### PROBLEM DESCRIPTION
Reproduce the data that follows in its entirety, character for character.

### Dataset records
= = = = = = =
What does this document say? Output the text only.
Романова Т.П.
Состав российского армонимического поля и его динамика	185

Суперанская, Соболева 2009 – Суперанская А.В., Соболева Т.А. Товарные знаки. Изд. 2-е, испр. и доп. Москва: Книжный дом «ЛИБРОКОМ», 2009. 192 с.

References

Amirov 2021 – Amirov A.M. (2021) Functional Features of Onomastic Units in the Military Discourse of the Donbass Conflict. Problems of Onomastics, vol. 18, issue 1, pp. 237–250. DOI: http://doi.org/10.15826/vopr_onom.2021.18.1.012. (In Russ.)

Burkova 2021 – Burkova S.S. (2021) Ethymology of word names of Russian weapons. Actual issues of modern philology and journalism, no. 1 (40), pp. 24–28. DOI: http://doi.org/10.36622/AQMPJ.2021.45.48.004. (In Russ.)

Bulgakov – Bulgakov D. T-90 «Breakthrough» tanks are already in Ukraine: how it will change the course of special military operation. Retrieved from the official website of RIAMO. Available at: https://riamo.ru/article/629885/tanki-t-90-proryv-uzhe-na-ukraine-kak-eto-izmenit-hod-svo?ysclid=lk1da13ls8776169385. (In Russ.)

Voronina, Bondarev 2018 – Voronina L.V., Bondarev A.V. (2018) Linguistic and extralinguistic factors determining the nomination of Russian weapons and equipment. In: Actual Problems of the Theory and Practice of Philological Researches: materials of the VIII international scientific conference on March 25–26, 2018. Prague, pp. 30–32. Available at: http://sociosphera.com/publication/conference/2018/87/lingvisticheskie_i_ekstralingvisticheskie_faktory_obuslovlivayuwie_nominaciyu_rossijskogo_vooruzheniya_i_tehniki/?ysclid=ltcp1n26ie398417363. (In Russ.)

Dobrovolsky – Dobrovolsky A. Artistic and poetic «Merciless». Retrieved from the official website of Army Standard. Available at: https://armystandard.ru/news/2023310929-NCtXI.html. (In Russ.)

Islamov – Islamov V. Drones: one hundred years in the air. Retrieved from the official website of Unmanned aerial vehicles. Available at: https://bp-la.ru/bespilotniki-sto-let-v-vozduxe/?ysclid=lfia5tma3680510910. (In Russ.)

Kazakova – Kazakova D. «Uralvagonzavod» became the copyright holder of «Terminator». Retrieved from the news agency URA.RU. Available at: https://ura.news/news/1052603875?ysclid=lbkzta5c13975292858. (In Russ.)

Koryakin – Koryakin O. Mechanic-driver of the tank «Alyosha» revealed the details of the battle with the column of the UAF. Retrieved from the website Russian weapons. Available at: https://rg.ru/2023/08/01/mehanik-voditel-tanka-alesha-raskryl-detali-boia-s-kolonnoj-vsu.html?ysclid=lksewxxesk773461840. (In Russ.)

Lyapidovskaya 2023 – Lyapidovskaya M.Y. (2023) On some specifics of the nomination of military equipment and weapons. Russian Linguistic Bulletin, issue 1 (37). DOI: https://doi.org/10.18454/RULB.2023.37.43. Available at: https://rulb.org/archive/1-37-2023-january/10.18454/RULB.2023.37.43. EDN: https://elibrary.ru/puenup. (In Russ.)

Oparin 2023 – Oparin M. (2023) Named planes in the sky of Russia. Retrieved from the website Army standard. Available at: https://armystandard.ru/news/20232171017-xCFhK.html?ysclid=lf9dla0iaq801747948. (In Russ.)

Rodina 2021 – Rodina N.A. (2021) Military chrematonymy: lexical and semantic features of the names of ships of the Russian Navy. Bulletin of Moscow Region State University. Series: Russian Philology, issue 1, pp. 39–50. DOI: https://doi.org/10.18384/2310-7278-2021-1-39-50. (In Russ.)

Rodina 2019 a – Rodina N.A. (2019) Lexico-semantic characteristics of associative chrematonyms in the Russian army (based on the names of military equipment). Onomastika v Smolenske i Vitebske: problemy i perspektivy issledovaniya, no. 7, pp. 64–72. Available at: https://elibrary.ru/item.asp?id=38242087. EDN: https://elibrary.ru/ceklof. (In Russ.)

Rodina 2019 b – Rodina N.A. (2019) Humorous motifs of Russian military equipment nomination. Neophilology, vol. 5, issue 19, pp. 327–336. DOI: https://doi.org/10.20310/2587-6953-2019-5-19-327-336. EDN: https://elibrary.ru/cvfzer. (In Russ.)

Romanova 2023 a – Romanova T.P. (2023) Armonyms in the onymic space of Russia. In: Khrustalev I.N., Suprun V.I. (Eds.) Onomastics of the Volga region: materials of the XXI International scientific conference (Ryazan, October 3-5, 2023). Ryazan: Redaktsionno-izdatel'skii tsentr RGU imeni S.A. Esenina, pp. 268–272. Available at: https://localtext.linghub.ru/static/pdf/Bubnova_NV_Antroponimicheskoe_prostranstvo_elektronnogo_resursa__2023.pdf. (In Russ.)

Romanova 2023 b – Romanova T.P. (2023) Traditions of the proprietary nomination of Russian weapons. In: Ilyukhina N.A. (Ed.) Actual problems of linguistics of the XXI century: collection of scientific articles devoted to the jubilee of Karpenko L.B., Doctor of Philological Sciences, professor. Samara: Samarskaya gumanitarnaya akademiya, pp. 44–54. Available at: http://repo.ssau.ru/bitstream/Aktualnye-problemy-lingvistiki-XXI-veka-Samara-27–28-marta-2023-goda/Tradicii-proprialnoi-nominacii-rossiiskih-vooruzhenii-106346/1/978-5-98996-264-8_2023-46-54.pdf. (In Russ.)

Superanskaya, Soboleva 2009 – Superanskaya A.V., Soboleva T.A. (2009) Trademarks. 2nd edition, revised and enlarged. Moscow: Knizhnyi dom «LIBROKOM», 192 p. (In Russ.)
= = = = = = =
### TASK OUTPUT
What does this document say? Output the text only.
Романова Т.П.
Состав российского армонимического поля и его динамика	185

Суперанская, Соболева 2009 – Суперанская А.В., Соболева Т.А. Товарные знаки. Изд. 2-е, испр. и доп. Москва: Книжный дом «ЛИБРОКОМ», 2009. 192 с.

References

Amirov 2021 – Amirov A.M. (2021) Functional Features of Onomastic Units in the Military Discourse of the Donbass Conflict. Problems of Onomastics, vol. 18, issue 1, pp. 237–250. DOI: http://doi.org/10.15826/vopr_onom.2021.18.1.012. (In Russ.)

Burkova 2021 – Burkova S.S. (2021) Ethymology of word names of Russian weapons. Actual issues of modern philology and journalism, no. 1 (40), pp. 24–28. DOI: http://doi.org/10.36622/AQMPJ.2021.45.48.004. (In Russ.)

Bulgakov – Bulgakov D. T-90 «Breakthrough» tanks are already in Ukraine: how it will change the course of special military operation. Retrieved from the official website of RIAMO. Available at: https://riamo.ru/article/629885/tanki-t-90-proryv-uzhe-na-ukraine-kak-eto-izmenit-hod-svo?ysclid=lk1da13ls8776169385. (In Russ.)

Voronina, Bondarev 2018 – Voronina L.V., Bondarev A.V. (2018) Linguistic and extralinguistic factors determining the nomination of Russian weapons and equipment. In: Actual Problems of the Theory and Practice of Philological Researches: materials of the VIII international scientific conference on March 25–26, 2018. Prague, pp. 30–32. Available at: http://sociosphera.com/publication/conference/2018/87/lingvisticheskie_i_ekstralingvisticheskie_faktory_obuslovlivayuwie_nominaciyu_rossijskogo_vooruzheniya_i_tehniki/?ysclid=ltcp1n26ie398417363. (In Russ.)

Dobrovolsky – Dobrovolsky A. Artistic and poetic «Merciless». Retrieved from the official website of Army Standard. Available at: https://armystandard.ru/news/2023310929-NCtXI.html. (In Russ.)

Islamov – Islamov V. Drones: one hundred years in the air. Retrieved from the official website of Unmanned aerial vehicles. Available at: https://bp-la.ru/bespilotniki-sto-let-v-vozduxe/?ysclid=lfia5tma3680510910. (In Russ.)

Kazakova – Kazakova D. «Uralvagonzavod» became the copyright holder of «Terminator». Retrieved from the news agency URA.RU. Available at: https://ura.news/news/1052603875?ysclid=lbkzta5c13975292858. (In Russ.)

Koryakin – Koryakin O. Mechanic-driver of the tank «Alyosha» revealed the details of the battle with the column of the UAF. Retrieved from the website Russian weapons. Available at: https://rg.ru/2023/08/01/mehanik-voditel-tanka-alesha-raskryl-detali-boia-s-kolonnoj-vsu.html?ysclid=lksewxxesk773461840. (In Russ.)

Lyapidovskaya 2023 – Lyapidovskaya M.Y. (2023) On some specifics of the nomination of military equipment and weapons. Russian Linguistic Bulletin, issue 1 (37). DOI: https://doi.org/10.18454/RULB.2023.37.43. Available at: https://rulb.org/archive/1-37-2023-january/10.18454/RULB.2023.37.43. EDN: https://elibrary.ru/puenup. (In Russ.)

Oparin 2023 – Oparin M. (2023) Named planes in the sky of Russia. Retrieved from the website Army standard. Available at: https://armystandard.ru/news/20232171017-xCFhK.html?ysclid=lf9dla0iaq801747948. (In Russ.)

Rodina 2021 – Rodina N.A. (2021) Military chrematonymy: lexical and semantic features of the names of ships of the Russian Navy. Bulletin of Moscow Region State University. Series: Russian Philology, issue 1, pp. 39–50. DOI: https://doi.org/10.18384/2310-7278-2021-1-39-50. (In Russ.)

Rodina 2019 a – Rodina N.A. (2019) Lexico-semantic characteristics of associative chrematonyms in the Russian army (based on the names of military equipment). Onomastika v Smolenske i Vitebske: problemy i perspektivy issledovaniya, no. 7, pp. 64–72. Available at: https://elibrary.ru/item.asp?id=38242087. EDN: https://elibrary.ru/ceklof. (In Russ.)

Rodina 2019 b – Rodina N.A. (2019) Humorous motifs of Russian military equipment nomination. Neophilology, vol. 5, issue 19, pp. 327–336. DOI: https://doi.org/10.20310/2587-6953-2019-5-19-327-336. EDN: https://elibrary.ru/cvfzer. (In Russ.)

Romanova 2023 a – Romanova T.P. (2023) Armonyms in the onymic space of Russia. In: Khrustalev I.N., Suprun V.I. (Eds.) Onomastics of the Volga region: materials of the XXI International scientific conference (Ryazan, October 3-5, 2023). Ryazan: Redaktsionno-izdatel'skii tsentr RGU imeni S.A. Esenina, pp. 268–272. Available at: https://localtext.linghub.ru/static/pdf/Bubnova_NV_Antroponimicheskoe_prostranstvo_elektronnogo_resursa__2023.pdf. (In Russ.)

Romanova 2023 b – Romanova T.P. (2023) Traditions of the proprietary nomination of Russian weapons. In: Ilyukhina N.A. (Ed.) Actual problems of linguistics of the XXI century: collection of scientific articles devoted to the jubilee of Karpenko L.B., Doctor of Philological Sciences, professor. Samara: Samarskaya gumanitarnaya akademiya, pp. 44–54. Available at: http://repo.ssau.ru/bitstream/Aktualnye-problemy-lingvistiki-XXI-veka-Samara-27–28-marta-2023-goda/Tradicii-proprialnoi-nominacii-rossiiskih-vooruzhenii-106346/1/978-5-98996-264-8_2023-46-54.pdf. (In Russ.)

Superanskaya, Soboleva 2009 – Superanskaya A.V., Soboleva T.A. (2009) Trademarks. 2nd edition, revised and enlarged. Moscow: Knizhnyi dom «LIBROKOM», 192 p. (In Russ.)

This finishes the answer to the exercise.